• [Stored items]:
+++

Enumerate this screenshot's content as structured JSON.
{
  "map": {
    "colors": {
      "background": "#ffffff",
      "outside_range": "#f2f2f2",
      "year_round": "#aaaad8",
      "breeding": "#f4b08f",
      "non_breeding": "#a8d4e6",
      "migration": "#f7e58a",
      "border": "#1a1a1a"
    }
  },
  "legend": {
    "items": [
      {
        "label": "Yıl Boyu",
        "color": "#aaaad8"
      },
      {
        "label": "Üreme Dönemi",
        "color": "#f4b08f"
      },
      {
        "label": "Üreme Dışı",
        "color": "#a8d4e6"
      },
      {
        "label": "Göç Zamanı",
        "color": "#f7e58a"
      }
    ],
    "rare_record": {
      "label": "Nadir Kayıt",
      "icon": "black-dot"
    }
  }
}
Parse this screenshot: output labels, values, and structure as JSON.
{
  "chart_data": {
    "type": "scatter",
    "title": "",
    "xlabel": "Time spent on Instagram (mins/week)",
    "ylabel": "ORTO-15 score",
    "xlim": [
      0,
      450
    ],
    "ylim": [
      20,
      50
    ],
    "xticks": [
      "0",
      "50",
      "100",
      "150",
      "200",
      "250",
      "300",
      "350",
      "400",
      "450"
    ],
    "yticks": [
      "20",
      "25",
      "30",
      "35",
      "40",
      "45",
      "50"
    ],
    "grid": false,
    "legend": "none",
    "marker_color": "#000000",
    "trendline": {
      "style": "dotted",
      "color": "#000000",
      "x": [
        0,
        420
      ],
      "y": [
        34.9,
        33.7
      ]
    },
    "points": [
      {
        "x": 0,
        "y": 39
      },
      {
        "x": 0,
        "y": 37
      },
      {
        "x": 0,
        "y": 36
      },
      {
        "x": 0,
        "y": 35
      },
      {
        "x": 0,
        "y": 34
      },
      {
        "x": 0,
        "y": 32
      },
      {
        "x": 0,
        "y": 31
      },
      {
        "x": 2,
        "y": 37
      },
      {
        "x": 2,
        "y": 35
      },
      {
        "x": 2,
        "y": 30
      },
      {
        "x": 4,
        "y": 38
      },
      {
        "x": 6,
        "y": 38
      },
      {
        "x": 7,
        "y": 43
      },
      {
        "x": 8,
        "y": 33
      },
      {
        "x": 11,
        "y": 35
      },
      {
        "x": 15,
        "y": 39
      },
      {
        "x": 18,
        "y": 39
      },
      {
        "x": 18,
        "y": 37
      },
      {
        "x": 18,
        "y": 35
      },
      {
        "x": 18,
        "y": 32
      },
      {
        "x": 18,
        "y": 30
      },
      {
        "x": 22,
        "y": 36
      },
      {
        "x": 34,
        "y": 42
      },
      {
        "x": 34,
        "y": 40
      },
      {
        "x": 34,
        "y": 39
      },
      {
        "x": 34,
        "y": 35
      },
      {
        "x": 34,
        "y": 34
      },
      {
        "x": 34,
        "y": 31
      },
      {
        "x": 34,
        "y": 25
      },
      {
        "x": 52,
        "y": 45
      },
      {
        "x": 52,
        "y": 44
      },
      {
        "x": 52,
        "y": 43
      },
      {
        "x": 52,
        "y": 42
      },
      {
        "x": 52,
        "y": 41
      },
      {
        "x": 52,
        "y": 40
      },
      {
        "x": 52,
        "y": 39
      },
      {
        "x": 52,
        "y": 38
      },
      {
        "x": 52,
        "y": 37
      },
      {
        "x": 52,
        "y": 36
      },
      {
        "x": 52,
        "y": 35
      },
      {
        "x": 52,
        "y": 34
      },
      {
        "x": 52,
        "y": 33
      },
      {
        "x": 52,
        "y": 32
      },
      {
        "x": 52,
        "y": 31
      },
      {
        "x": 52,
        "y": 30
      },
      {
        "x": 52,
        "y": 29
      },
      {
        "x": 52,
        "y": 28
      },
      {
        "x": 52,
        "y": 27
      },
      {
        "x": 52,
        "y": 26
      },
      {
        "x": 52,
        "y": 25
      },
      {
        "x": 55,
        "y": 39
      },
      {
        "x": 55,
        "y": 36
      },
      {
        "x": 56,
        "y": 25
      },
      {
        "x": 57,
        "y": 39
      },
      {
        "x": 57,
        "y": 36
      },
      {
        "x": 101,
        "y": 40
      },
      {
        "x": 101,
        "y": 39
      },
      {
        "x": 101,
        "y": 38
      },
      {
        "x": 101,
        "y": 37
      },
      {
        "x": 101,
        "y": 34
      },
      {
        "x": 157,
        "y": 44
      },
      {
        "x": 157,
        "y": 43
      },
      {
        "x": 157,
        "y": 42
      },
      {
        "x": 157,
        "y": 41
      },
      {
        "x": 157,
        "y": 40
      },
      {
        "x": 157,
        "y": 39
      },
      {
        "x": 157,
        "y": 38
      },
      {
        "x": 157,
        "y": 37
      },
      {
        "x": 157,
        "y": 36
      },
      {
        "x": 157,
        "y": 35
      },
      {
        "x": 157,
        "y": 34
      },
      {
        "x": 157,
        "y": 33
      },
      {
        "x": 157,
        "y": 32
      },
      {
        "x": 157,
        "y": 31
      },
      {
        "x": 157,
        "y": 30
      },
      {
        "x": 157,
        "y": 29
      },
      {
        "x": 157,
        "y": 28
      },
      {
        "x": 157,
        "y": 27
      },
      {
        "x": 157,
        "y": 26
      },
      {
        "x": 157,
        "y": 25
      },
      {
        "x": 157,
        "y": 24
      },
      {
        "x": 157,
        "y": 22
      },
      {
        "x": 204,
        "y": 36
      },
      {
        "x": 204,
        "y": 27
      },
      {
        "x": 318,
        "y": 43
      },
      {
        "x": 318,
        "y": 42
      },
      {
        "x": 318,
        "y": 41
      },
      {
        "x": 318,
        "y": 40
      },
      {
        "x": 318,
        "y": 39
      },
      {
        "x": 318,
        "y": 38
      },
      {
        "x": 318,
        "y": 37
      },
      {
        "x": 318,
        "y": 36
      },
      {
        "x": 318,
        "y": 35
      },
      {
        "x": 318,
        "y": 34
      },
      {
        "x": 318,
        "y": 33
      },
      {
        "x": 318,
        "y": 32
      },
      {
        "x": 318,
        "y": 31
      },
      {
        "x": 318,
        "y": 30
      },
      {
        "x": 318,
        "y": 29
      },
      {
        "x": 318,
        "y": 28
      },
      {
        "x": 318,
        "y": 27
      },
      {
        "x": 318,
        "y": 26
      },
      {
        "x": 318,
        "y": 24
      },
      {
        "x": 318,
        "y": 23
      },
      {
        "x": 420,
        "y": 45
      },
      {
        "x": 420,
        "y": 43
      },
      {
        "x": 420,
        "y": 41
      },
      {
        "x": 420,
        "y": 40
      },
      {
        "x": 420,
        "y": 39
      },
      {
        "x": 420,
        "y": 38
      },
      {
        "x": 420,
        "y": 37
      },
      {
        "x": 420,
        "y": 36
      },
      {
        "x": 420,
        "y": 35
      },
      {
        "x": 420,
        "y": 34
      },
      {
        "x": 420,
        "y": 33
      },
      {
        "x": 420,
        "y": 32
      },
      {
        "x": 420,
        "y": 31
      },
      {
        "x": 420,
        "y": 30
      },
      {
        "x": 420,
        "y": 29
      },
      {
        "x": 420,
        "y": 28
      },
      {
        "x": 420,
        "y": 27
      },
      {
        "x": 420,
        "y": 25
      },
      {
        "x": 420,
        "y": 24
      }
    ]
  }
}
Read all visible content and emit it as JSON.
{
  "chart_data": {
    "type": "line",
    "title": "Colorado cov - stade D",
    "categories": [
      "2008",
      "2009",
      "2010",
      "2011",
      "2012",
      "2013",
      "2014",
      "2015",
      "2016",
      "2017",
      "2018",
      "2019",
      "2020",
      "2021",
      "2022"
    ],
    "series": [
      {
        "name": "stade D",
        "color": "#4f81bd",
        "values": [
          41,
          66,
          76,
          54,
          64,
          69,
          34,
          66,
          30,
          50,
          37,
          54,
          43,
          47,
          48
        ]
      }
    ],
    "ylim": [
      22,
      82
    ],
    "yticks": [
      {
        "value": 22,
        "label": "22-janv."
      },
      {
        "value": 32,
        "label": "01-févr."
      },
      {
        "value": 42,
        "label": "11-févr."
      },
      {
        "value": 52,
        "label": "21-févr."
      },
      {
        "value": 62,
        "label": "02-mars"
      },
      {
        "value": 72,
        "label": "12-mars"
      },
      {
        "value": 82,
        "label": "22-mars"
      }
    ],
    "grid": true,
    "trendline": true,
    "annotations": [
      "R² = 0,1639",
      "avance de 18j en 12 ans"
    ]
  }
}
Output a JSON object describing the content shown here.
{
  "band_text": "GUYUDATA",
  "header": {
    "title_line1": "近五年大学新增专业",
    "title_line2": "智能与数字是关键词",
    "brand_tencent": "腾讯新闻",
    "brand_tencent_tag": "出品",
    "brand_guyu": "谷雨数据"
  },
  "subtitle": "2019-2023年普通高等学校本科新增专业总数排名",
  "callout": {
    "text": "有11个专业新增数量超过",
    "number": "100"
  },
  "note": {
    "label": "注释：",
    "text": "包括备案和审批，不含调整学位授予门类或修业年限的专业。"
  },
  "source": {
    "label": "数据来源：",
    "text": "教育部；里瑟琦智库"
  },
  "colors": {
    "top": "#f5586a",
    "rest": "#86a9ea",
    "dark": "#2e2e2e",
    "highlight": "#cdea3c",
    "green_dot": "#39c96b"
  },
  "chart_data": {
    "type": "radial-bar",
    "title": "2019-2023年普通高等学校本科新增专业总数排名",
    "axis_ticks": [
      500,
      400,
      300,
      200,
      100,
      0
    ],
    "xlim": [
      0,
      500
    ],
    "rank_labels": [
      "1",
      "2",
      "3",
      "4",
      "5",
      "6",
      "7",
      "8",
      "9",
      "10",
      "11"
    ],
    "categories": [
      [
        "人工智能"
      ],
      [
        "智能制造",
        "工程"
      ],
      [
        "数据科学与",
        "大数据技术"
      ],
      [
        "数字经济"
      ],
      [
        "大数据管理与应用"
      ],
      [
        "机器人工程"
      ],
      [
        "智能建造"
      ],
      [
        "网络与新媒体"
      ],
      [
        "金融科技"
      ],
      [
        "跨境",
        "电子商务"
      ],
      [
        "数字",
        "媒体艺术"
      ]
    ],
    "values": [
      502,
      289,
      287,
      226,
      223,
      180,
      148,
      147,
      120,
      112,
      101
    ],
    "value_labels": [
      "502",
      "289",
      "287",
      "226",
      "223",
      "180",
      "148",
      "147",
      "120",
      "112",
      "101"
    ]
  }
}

+++

• [WHAT YOU WILL DO]: Collect every line with the string "screenshot" from the records, and copy each.

• [EXERCISE ANSWER]:
Enumerate this screenshot's content as structured JSON.
Parse this screenshot: output labels, values, and structure as JSON.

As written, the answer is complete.